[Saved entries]

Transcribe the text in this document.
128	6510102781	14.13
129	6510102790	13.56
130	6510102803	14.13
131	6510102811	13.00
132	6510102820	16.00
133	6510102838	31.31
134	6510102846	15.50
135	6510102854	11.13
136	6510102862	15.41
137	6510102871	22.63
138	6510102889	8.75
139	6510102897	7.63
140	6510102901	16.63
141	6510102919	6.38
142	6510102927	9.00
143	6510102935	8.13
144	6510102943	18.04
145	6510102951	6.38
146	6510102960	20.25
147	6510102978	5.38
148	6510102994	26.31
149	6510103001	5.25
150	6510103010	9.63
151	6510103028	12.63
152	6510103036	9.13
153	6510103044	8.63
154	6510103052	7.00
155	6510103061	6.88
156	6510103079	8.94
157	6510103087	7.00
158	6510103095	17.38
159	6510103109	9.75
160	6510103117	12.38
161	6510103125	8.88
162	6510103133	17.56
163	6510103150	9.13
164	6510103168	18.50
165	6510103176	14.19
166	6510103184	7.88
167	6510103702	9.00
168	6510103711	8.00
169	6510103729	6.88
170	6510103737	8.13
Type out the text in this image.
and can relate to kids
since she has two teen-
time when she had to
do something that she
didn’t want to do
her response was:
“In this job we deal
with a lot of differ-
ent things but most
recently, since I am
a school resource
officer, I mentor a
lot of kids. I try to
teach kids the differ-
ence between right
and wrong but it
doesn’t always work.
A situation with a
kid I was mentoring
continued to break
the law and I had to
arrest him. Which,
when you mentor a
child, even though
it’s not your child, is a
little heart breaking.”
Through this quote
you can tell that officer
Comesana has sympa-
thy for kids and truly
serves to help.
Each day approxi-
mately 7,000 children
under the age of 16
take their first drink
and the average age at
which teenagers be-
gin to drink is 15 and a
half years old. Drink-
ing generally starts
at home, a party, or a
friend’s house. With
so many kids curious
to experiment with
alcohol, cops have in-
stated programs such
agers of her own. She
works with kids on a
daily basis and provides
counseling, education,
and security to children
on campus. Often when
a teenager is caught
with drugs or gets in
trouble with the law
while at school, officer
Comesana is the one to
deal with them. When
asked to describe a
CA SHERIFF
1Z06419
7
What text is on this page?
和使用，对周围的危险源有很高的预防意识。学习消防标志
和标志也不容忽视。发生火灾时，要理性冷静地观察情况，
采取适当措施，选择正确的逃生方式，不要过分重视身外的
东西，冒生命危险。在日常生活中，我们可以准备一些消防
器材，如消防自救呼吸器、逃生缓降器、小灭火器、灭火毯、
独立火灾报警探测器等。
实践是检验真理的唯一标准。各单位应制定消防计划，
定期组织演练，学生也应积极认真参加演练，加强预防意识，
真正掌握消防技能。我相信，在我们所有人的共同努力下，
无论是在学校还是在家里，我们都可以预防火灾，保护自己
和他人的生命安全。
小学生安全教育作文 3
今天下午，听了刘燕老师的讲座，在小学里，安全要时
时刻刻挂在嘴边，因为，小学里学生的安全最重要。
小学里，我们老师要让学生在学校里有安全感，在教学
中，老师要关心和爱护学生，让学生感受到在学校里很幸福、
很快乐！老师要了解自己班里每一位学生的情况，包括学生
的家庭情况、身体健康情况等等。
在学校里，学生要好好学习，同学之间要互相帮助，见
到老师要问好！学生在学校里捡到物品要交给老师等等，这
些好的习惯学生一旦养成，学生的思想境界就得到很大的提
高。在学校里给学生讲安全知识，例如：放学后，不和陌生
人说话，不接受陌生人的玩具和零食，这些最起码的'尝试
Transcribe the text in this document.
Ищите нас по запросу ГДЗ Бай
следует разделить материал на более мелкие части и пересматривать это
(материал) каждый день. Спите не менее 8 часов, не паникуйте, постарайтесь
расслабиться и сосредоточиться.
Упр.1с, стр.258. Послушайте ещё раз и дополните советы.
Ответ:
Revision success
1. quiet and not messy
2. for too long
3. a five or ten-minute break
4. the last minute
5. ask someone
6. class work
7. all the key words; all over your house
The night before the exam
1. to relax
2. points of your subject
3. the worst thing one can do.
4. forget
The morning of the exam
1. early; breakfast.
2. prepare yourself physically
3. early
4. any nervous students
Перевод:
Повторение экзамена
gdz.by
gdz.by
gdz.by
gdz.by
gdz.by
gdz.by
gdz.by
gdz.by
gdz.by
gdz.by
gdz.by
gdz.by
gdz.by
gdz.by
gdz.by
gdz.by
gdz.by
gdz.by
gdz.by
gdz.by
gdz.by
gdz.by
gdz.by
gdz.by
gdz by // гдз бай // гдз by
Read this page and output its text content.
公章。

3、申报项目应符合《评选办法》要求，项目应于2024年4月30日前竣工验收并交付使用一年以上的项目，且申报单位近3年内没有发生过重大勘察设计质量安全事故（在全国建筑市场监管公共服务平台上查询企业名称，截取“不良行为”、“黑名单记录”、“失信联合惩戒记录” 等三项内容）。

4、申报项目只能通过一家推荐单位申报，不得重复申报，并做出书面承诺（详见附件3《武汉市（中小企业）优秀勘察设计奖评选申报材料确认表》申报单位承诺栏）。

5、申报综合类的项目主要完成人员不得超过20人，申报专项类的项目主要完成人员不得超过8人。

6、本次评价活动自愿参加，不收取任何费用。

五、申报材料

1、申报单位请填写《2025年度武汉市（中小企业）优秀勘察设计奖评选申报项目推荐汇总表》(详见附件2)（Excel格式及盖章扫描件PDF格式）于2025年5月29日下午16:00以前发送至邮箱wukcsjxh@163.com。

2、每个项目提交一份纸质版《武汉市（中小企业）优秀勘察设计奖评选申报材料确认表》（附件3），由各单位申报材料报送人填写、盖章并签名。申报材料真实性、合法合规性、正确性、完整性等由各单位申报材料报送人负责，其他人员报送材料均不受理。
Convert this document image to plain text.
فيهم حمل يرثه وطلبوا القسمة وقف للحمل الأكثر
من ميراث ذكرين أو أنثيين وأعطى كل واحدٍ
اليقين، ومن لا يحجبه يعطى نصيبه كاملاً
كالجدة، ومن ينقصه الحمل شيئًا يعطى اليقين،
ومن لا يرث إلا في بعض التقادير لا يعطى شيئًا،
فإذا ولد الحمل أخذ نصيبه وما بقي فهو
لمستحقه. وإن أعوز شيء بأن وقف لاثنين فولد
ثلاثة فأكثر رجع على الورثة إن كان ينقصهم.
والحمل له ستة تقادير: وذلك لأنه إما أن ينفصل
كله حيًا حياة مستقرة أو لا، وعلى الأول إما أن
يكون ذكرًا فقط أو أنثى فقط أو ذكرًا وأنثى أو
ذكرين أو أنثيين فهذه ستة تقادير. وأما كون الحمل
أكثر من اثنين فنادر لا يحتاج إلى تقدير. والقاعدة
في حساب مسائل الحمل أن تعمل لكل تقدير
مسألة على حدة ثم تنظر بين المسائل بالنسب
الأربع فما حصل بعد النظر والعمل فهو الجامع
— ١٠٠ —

**EXERCISE PROMPT:** Scan the material above for the word "since". Copy each line where it occurs.

**RESULT OF THIS EXERCISE:**
since she has two teen-
recently, since I am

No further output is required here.